◆ **Data tied to figure images**
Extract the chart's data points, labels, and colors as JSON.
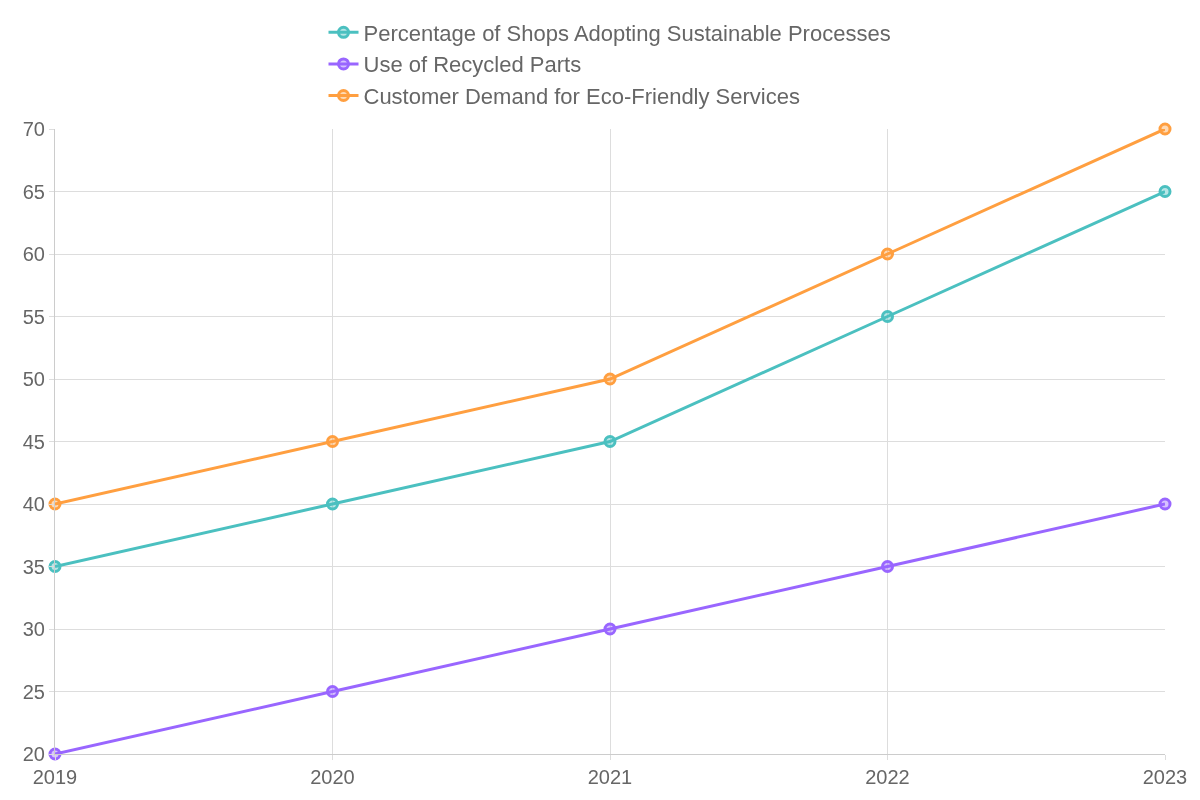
{
  "chart_data": {
    "type": "line",
    "categories": [
      "2019",
      "2020",
      "2021",
      "2022",
      "2023"
    ],
    "series": [
      {
        "name": "Percentage of Shops Adopting Sustainable Processes",
        "color": "#4bc0c0",
        "values": [
          35,
          40,
          45,
          55,
          65
        ]
      },
      {
        "name": "Use of Recycled Parts",
        "color": "#9966ff",
        "values": [
          20,
          25,
          30,
          35,
          40
        ]
      },
      {
        "name": "Customer Demand for Eco-Friendly Services",
        "color": "#ff9f40",
        "values": [
          40,
          45,
          50,
          60,
          70
        ]
      }
    ],
    "ylim": [
      20,
      70
    ],
    "yticks": [
      20,
      25,
      30,
      35,
      40,
      45,
      50,
      55,
      60,
      65,
      70
    ],
    "grid": true,
    "legend": "top",
    "marker": "circle",
    "line_style": "solid"
  }
}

◆ **THE PROBLEM**
Write the records out again in full, exactly, and skip every picture.

◆ **ANSWER TO THIS TASK**
Extract the chart's data points, labels, and colors as JSON.
{
  "chart_data": {
    "type": "line",
    "categories": [
      "2019",
      "2020",
      "2021",
      "2022",
      "2023"
    ],
    "series": [
      {
        "name": "Percentage of Shops Adopting Sustainable Processes",
        "color": "#4bc0c0",
        "values": [
          35,
          40,
          45,
          55,
          65
        ]
      },
      {
        "name": "Use of Recycled Parts",
        "color": "#9966ff",
        "values": [
          20,
          25,
          30,
          35,
          40
        ]
      },
      {
        "name": "Customer Demand for Eco-Friendly Services",
        "color": "#ff9f40",
        "values": [
          40,
          45,
          50,
          60,
          70
        ]
      }
    ],
    "ylim": [
      20,
      70
    ],
    "yticks": [
      20,
      25,
      30,
      35,
      40,
      45,
      50,
      55,
      60,
      65,
      70
    ],
    "grid": true,
    "legend": "top",
    "marker": "circle",
    "line_style": "solid"
  }
}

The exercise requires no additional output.